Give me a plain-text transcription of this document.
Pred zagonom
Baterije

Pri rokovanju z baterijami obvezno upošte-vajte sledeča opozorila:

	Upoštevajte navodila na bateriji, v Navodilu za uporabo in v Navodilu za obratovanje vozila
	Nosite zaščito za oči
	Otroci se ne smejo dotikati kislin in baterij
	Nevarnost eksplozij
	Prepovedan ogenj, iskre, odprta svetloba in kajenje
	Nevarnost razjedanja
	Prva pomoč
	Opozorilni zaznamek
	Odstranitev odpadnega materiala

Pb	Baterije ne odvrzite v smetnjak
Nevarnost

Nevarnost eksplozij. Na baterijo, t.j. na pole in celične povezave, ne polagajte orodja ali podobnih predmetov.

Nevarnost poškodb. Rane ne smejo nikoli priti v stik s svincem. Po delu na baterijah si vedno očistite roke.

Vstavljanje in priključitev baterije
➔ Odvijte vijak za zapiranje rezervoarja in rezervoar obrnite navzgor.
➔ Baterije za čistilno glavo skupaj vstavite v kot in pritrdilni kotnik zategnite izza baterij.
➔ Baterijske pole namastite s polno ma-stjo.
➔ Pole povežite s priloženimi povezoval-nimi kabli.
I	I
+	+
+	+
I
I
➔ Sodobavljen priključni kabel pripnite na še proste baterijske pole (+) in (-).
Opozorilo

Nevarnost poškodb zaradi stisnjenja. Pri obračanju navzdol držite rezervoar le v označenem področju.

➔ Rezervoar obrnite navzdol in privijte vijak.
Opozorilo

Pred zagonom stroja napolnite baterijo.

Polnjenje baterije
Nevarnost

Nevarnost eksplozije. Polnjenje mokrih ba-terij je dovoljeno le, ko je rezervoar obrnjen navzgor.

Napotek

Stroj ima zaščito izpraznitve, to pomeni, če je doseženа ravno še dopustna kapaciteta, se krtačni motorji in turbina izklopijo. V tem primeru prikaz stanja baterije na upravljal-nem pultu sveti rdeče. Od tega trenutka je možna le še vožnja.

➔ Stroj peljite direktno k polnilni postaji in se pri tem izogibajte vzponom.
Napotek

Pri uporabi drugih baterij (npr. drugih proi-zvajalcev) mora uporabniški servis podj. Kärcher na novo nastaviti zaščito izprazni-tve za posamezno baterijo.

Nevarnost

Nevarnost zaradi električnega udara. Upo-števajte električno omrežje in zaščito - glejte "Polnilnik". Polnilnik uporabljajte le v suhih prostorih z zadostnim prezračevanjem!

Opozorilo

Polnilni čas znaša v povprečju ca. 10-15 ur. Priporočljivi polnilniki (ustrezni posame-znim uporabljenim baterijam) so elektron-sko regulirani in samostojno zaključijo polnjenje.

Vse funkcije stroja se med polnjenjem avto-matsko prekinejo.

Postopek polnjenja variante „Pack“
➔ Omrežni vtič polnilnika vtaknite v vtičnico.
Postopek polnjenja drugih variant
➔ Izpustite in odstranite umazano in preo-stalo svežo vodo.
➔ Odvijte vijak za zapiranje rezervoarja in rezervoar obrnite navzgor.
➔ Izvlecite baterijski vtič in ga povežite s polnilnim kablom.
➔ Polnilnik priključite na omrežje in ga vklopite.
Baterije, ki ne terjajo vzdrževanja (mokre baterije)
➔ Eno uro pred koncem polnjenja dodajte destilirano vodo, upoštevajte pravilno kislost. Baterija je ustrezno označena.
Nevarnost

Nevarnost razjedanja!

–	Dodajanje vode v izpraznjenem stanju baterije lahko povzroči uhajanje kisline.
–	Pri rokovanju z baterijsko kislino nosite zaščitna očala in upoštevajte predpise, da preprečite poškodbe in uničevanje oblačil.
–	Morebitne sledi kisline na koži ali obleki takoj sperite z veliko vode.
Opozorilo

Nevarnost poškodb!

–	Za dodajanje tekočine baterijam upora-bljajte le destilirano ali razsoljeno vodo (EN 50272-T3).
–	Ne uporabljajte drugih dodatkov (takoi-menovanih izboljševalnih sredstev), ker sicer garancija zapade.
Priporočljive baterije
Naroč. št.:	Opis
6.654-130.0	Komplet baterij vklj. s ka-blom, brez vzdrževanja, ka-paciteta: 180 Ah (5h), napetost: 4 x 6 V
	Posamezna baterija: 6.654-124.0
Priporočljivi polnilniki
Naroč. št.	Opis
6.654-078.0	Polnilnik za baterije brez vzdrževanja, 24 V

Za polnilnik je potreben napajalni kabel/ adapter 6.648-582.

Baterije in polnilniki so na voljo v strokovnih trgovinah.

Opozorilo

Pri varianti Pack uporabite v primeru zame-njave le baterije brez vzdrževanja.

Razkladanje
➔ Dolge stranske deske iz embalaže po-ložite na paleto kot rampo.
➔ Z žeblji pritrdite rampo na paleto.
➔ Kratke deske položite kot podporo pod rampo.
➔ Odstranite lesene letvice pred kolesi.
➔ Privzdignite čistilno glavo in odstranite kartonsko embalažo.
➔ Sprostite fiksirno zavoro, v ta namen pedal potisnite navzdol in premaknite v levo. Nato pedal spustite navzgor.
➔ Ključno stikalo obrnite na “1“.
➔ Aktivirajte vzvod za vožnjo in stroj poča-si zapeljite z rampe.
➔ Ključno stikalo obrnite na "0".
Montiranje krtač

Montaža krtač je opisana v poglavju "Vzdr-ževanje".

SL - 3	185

________

Exercise brief: Set down all of the data above, word for word.

Exercise response:
Give me a plain-text transcription of this document.
Pred zagonom
Baterije

Pri rokovanju z baterijami obvezno upošte-vajte sledeča opozorila:

	Upoštevajte navodila na bateriji, v Navodilu za uporabo in v Navodilu za obratovanje vozila
	Nosite zaščito za oči
	Otroci se ne smejo dotikati kislin in baterij
	Nevarnost eksplozij
	Prepovedan ogenj, iskre, odprta svetloba in kajenje
	Nevarnost razjedanja
	Prva pomoč
	Opozorilni zaznamek
	Odstranitev odpadnega materiala

Pb	Baterije ne odvrzite v smetnjak
Nevarnost

Nevarnost eksplozij. Na baterijo, t.j. na pole in celične povezave, ne polagajte orodja ali podobnih predmetov.

Nevarnost poškodb. Rane ne smejo nikoli priti v stik s svincem. Po delu na baterijah si vedno očistite roke.

Vstavljanje in priključitev baterije
➔ Odvijte vijak za zapiranje rezervoarja in rezervoar obrnite navzgor.
➔ Baterije za čistilno glavo skupaj vstavite v kot in pritrdilni kotnik zategnite izza baterij.
➔ Baterijske pole namastite s polno ma-stjo.
➔ Pole povežite s priloženimi povezoval-nimi kabli.
I	I
+	+
+	+
I
I
➔ Sodobavljen priključni kabel pripnite na še proste baterijske pole (+) in (-).
Opozorilo

Nevarnost poškodb zaradi stisnjenja. Pri obračanju navzdol držite rezervoar le v označenem področju.

➔ Rezervoar obrnite navzdol in privijte vijak.
Opozorilo

Pred zagonom stroja napolnite baterijo.

Polnjenje baterije
Nevarnost

Nevarnost eksplozije. Polnjenje mokrih ba-terij je dovoljeno le, ko je rezervoar obrnjen navzgor.

Napotek

Stroj ima zaščito izpraznitve, to pomeni, če je doseženа ravno še dopustna kapaciteta, se krtačni motorji in turbina izklopijo. V tem primeru prikaz stanja baterije na upravljal-nem pultu sveti rdeče. Od tega trenutka je možna le še vožnja.

➔ Stroj peljite direktno k polnilni postaji in se pri tem izogibajte vzponom.
Napotek

Pri uporabi drugih baterij (npr. drugih proi-zvajalcev) mora uporabniški servis podj. Kärcher na novo nastaviti zaščito izprazni-tve za posamezno baterijo.

Nevarnost

Nevarnost zaradi električnega udara. Upo-števajte električno omrežje in zaščito - glejte "Polnilnik". Polnilnik uporabljajte le v suhih prostorih z zadostnim prezračevanjem!

Opozorilo

Polnilni čas znaša v povprečju ca. 10-15 ur. Priporočljivi polnilniki (ustrezni posame-znim uporabljenim baterijam) so elektron-sko regulirani in samostojno zaključijo polnjenje.

Vse funkcije stroja se med polnjenjem avto-matsko prekinejo.

Postopek polnjenja variante „Pack“
➔ Omrežni vtič polnilnika vtaknite v vtičnico.
Postopek polnjenja drugih variant
➔ Izpustite in odstranite umazano in preo-stalo svežo vodo.
➔ Odvijte vijak za zapiranje rezervoarja in rezervoar obrnite navzgor.
➔ Izvlecite baterijski vtič in ga povežite s polnilnim kablom.
➔ Polnilnik priključite na omrežje in ga vklopite.
Baterije, ki ne terjajo vzdrževanja (mokre baterije)
➔ Eno uro pred koncem polnjenja dodajte destilirano vodo, upoštevajte pravilno kislost. Baterija je ustrezno označena.
Nevarnost

Nevarnost razjedanja!

–	Dodajanje vode v izpraznjenem stanju baterije lahko povzroči uhajanje kisline.
–	Pri rokovanju z baterijsko kislino nosite zaščitna očala in upoštevajte predpise, da preprečite poškodbe in uničevanje oblačil.
–	Morebitne sledi kisline na koži ali obleki takoj sperite z veliko vode.
Opozorilo

Nevarnost poškodb!

–	Za dodajanje tekočine baterijam upora-bljajte le destilirano ali razsoljeno vodo (EN 50272-T3).
–	Ne uporabljajte drugih dodatkov (takoi-menovanih izboljševalnih sredstev), ker sicer garancija zapade.
Priporočljive baterije
Naroč. št.:	Opis
6.654-130.0	Komplet baterij vklj. s ka-blom, brez vzdrževanja, ka-paciteta: 180 Ah (5h), napetost: 4 x 6 V
	Posamezna baterija: 6.654-124.0
Priporočljivi polnilniki
Naroč. št.	Opis
6.654-078.0	Polnilnik za baterije brez vzdrževanja, 24 V

Za polnilnik je potreben napajalni kabel/ adapter 6.648-582.

Baterije in polnilniki so na voljo v strokovnih trgovinah.

Opozorilo

Pri varianti Pack uporabite v primeru zame-njave le baterije brez vzdrževanja.

Razkladanje
➔ Dolge stranske deske iz embalaže po-ložite na paleto kot rampo.
➔ Z žeblji pritrdite rampo na paleto.
➔ Kratke deske položite kot podporo pod rampo.
➔ Odstranite lesene letvice pred kolesi.
➔ Privzdignite čistilno glavo in odstranite kartonsko embalažo.
➔ Sprostite fiksirno zavoro, v ta namen pedal potisnite navzdol in premaknite v levo. Nato pedal spustite navzgor.
➔ Ključno stikalo obrnite na “1“.
➔ Aktivirajte vzvod za vožnjo in stroj poča-si zapeljite z rampe.
➔ Ključno stikalo obrnite na "0".
Montiranje krtač

Montaža krtač je opisana v poglavju "Vzdr-ževanje".

SL - 3	185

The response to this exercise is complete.